**What you have to do**
Would you write out the listing verbatim and skip every picture in it?
--------
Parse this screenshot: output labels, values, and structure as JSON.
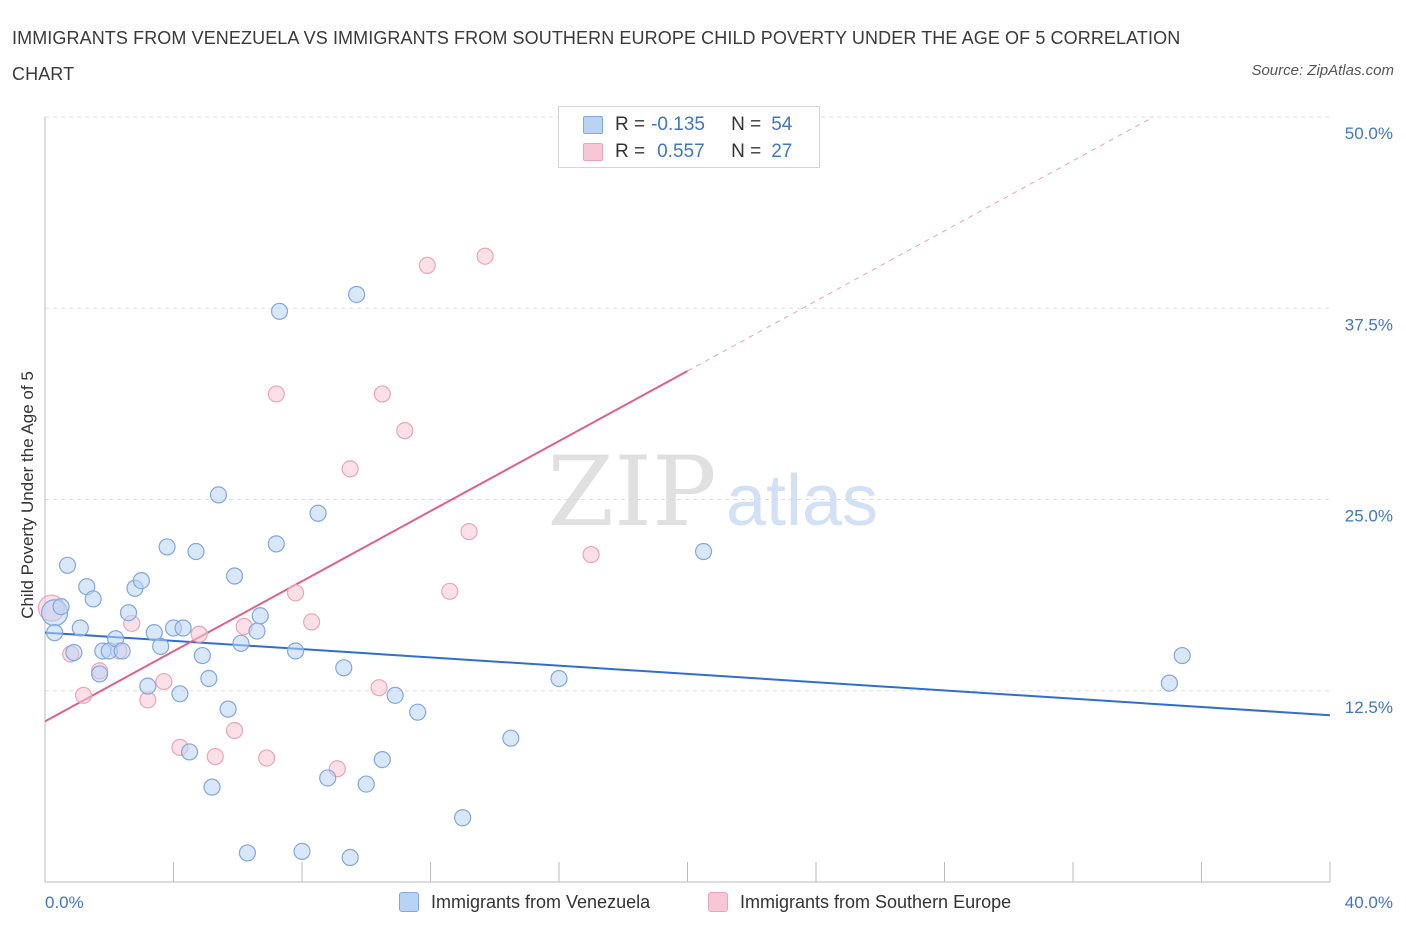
{
  "header": {
    "title": "IMMIGRANTS FROM VENEZUELA VS IMMIGRANTS FROM SOUTHERN EUROPE CHILD POVERTY UNDER THE AGE OF 5 CORRELATION CHART",
    "source": "Source: ZipAtlas.com"
  },
  "watermark": {
    "zip": "ZIP",
    "atlas": "atlas"
  },
  "legend": {
    "rows": [
      {
        "r_label": "R =",
        "r_value": "-0.135",
        "n_label": "N =",
        "n_value": "54"
      },
      {
        "r_label": "R =",
        "r_value": "0.557",
        "n_label": "N =",
        "n_value": "27"
      }
    ]
  },
  "colors": {
    "blue_fill": "#b9d3f5",
    "blue_stroke": "#7fa8e0",
    "blue_line": "#2f6fd0",
    "pink_fill": "#f8c7d6",
    "pink_stroke": "#eea3ba",
    "pink_line": "#e0608a",
    "axis_text": "#3f76c8",
    "grid": "#dddddd"
  },
  "chart_data": {
    "type": "scatter",
    "title": "IMMIGRANTS FROM VENEZUELA VS IMMIGRANTS FROM SOUTHERN EUROPE CHILD POVERTY UNDER THE AGE OF 5 CORRELATION CHART",
    "xlabel": "",
    "ylabel": "Child Poverty Under the Age of 5",
    "xlim": [
      0,
      40
    ],
    "ylim": [
      0,
      50
    ],
    "x_tick_labels": [
      "0.0%",
      "40.0%"
    ],
    "y_ticks": [
      12.5,
      25.0,
      37.5,
      50.0
    ],
    "y_tick_labels": [
      "12.5%",
      "25.0%",
      "37.5%",
      "50.0%"
    ],
    "grid": true,
    "series": [
      {
        "name": "Immigrants from Venezuela",
        "color": "#7fa8e0",
        "R": -0.135,
        "N": 54,
        "trend": {
          "x": [
            0,
            40
          ],
          "y": [
            16.3,
            10.9
          ],
          "solid_to": 40
        },
        "points": [
          [
            0.3,
            17.6
          ],
          [
            0.3,
            16.3
          ],
          [
            0.5,
            18.0
          ],
          [
            0.7,
            20.7
          ],
          [
            0.9,
            15.0
          ],
          [
            1.1,
            16.6
          ],
          [
            1.3,
            19.3
          ],
          [
            1.5,
            18.5
          ],
          [
            1.7,
            13.6
          ],
          [
            1.8,
            15.1
          ],
          [
            2.0,
            15.1
          ],
          [
            2.2,
            15.9
          ],
          [
            2.4,
            15.1
          ],
          [
            2.6,
            17.6
          ],
          [
            2.8,
            19.2
          ],
          [
            3.0,
            19.7
          ],
          [
            3.2,
            12.8
          ],
          [
            3.4,
            16.3
          ],
          [
            3.6,
            15.4
          ],
          [
            3.8,
            21.9
          ],
          [
            4.0,
            16.6
          ],
          [
            4.2,
            12.3
          ],
          [
            4.3,
            16.6
          ],
          [
            4.5,
            8.5
          ],
          [
            4.7,
            21.6
          ],
          [
            4.9,
            14.8
          ],
          [
            5.1,
            13.3
          ],
          [
            5.2,
            6.2
          ],
          [
            5.4,
            25.3
          ],
          [
            5.7,
            11.3
          ],
          [
            5.9,
            20.0
          ],
          [
            6.1,
            15.6
          ],
          [
            6.3,
            1.9
          ],
          [
            6.6,
            16.4
          ],
          [
            6.7,
            17.4
          ],
          [
            7.2,
            22.1
          ],
          [
            7.3,
            37.3
          ],
          [
            7.8,
            15.1
          ],
          [
            8.0,
            2.0
          ],
          [
            8.5,
            24.1
          ],
          [
            8.8,
            6.8
          ],
          [
            9.3,
            14.0
          ],
          [
            9.5,
            1.6
          ],
          [
            9.7,
            38.4
          ],
          [
            10.0,
            6.4
          ],
          [
            10.5,
            8.0
          ],
          [
            10.9,
            12.2
          ],
          [
            11.6,
            11.1
          ],
          [
            13.0,
            4.2
          ],
          [
            14.5,
            9.4
          ],
          [
            16.0,
            13.3
          ],
          [
            20.5,
            21.6
          ],
          [
            35.0,
            13.0
          ],
          [
            35.4,
            14.8
          ]
        ]
      },
      {
        "name": "Immigrants from Southern Europe",
        "color": "#eea3ba",
        "R": 0.557,
        "N": 27,
        "trend": {
          "x": [
            0,
            34.5
          ],
          "y": [
            10.5,
            50.0
          ],
          "solid_to": 20
        },
        "points": [
          [
            0.2,
            17.9
          ],
          [
            0.8,
            14.9
          ],
          [
            1.2,
            12.2
          ],
          [
            1.7,
            13.8
          ],
          [
            2.3,
            15.1
          ],
          [
            2.7,
            16.9
          ],
          [
            3.2,
            11.9
          ],
          [
            3.7,
            13.1
          ],
          [
            4.2,
            8.8
          ],
          [
            4.8,
            16.2
          ],
          [
            5.3,
            8.2
          ],
          [
            5.9,
            9.9
          ],
          [
            6.2,
            16.7
          ],
          [
            6.9,
            8.1
          ],
          [
            7.2,
            31.9
          ],
          [
            7.8,
            18.9
          ],
          [
            8.3,
            17.0
          ],
          [
            9.1,
            7.4
          ],
          [
            9.5,
            27.0
          ],
          [
            10.4,
            12.7
          ],
          [
            10.5,
            31.9
          ],
          [
            11.2,
            29.5
          ],
          [
            11.9,
            40.3
          ],
          [
            12.6,
            19.0
          ],
          [
            13.2,
            22.9
          ],
          [
            13.7,
            40.9
          ],
          [
            17.0,
            21.4
          ]
        ]
      }
    ]
  }
}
--------
**Written solution**
Parse this screenshot: output labels, values, and structure as JSON.
{
  "header": {
    "title": "IMMIGRANTS FROM VENEZUELA VS IMMIGRANTS FROM SOUTHERN EUROPE CHILD POVERTY UNDER THE AGE OF 5 CORRELATION CHART",
    "source": "Source: ZipAtlas.com"
  },
  "watermark": {
    "zip": "ZIP",
    "atlas": "atlas"
  },
  "legend": {
    "rows": [
      {
        "r_label": "R =",
        "r_value": "-0.135",
        "n_label": "N =",
        "n_value": "54"
      },
      {
        "r_label": "R =",
        "r_value": "0.557",
        "n_label": "N =",
        "n_value": "27"
      }
    ]
  },
  "colors": {
    "blue_fill": "#b9d3f5",
    "blue_stroke": "#7fa8e0",
    "blue_line": "#2f6fd0",
    "pink_fill": "#f8c7d6",
    "pink_stroke": "#eea3ba",
    "pink_line": "#e0608a",
    "axis_text": "#3f76c8",
    "grid": "#dddddd"
  },
  "chart_data": {
    "type": "scatter",
    "title": "IMMIGRANTS FROM VENEZUELA VS IMMIGRANTS FROM SOUTHERN EUROPE CHILD POVERTY UNDER THE AGE OF 5 CORRELATION CHART",
    "xlabel": "",
    "ylabel": "Child Poverty Under the Age of 5",
    "xlim": [
      0,
      40
    ],
    "ylim": [
      0,
      50
    ],
    "x_tick_labels": [
      "0.0%",
      "40.0%"
    ],
    "y_ticks": [
      12.5,
      25.0,
      37.5,
      50.0
    ],
    "y_tick_labels": [
      "12.5%",
      "25.0%",
      "37.5%",
      "50.0%"
    ],
    "grid": true,
    "series": [
      {
        "name": "Immigrants from Venezuela",
        "color": "#7fa8e0",
        "R": -0.135,
        "N": 54,
        "trend": {
          "x": [
            0,
            40
          ],
          "y": [
            16.3,
            10.9
          ],
          "solid_to": 40
        },
        "points": [
          [
            0.3,
            17.6
          ],
          [
            0.3,
            16.3
          ],
          [
            0.5,
            18.0
          ],
          [
            0.7,
            20.7
          ],
          [
            0.9,
            15.0
          ],
          [
            1.1,
            16.6
          ],
          [
            1.3,
            19.3
          ],
          [
            1.5,
            18.5
          ],
          [
            1.7,
            13.6
          ],
          [
            1.8,
            15.1
          ],
          [
            2.0,
            15.1
          ],
          [
            2.2,
            15.9
          ],
          [
            2.4,
            15.1
          ],
          [
            2.6,
            17.6
          ],
          [
            2.8,
            19.2
          ],
          [
            3.0,
            19.7
          ],
          [
            3.2,
            12.8
          ],
          [
            3.4,
            16.3
          ],
          [
            3.6,
            15.4
          ],
          [
            3.8,
            21.9
          ],
          [
            4.0,
            16.6
          ],
          [
            4.2,
            12.3
          ],
          [
            4.3,
            16.6
          ],
          [
            4.5,
            8.5
          ],
          [
            4.7,
            21.6
          ],
          [
            4.9,
            14.8
          ],
          [
            5.1,
            13.3
          ],
          [
            5.2,
            6.2
          ],
          [
            5.4,
            25.3
          ],
          [
            5.7,
            11.3
          ],
          [
            5.9,
            20.0
          ],
          [
            6.1,
            15.6
          ],
          [
            6.3,
            1.9
          ],
          [
            6.6,
            16.4
          ],
          [
            6.7,
            17.4
          ],
          [
            7.2,
            22.1
          ],
          [
            7.3,
            37.3
          ],
          [
            7.8,
            15.1
          ],
          [
            8.0,
            2.0
          ],
          [
            8.5,
            24.1
          ],
          [
            8.8,
            6.8
          ],
          [
            9.3,
            14.0
          ],
          [
            9.5,
            1.6
          ],
          [
            9.7,
            38.4
          ],
          [
            10.0,
            6.4
          ],
          [
            10.5,
            8.0
          ],
          [
            10.9,
            12.2
          ],
          [
            11.6,
            11.1
          ],
          [
            13.0,
            4.2
          ],
          [
            14.5,
            9.4
          ],
          [
            16.0,
            13.3
          ],
          [
            20.5,
            21.6
          ],
          [
            35.0,
            13.0
          ],
          [
            35.4,
            14.8
          ]
        ]
      },
      {
        "name": "Immigrants from Southern Europe",
        "color": "#eea3ba",
        "R": 0.557,
        "N": 27,
        "trend": {
          "x": [
            0,
            34.5
          ],
          "y": [
            10.5,
            50.0
          ],
          "solid_to": 20
        },
        "points": [
          [
            0.2,
            17.9
          ],
          [
            0.8,
            14.9
          ],
          [
            1.2,
            12.2
          ],
          [
            1.7,
            13.8
          ],
          [
            2.3,
            15.1
          ],
          [
            2.7,
            16.9
          ],
          [
            3.2,
            11.9
          ],
          [
            3.7,
            13.1
          ],
          [
            4.2,
            8.8
          ],
          [
            4.8,
            16.2
          ],
          [
            5.3,
            8.2
          ],
          [
            5.9,
            9.9
          ],
          [
            6.2,
            16.7
          ],
          [
            6.9,
            8.1
          ],
          [
            7.2,
            31.9
          ],
          [
            7.8,
            18.9
          ],
          [
            8.3,
            17.0
          ],
          [
            9.1,
            7.4
          ],
          [
            9.5,
            27.0
          ],
          [
            10.4,
            12.7
          ],
          [
            10.5,
            31.9
          ],
          [
            11.2,
            29.5
          ],
          [
            11.9,
            40.3
          ],
          [
            12.6,
            19.0
          ],
          [
            13.2,
            22.9
          ],
          [
            13.7,
            40.9
          ],
          [
            17.0,
            21.4
          ]
        ]
      }
    ]
  }
}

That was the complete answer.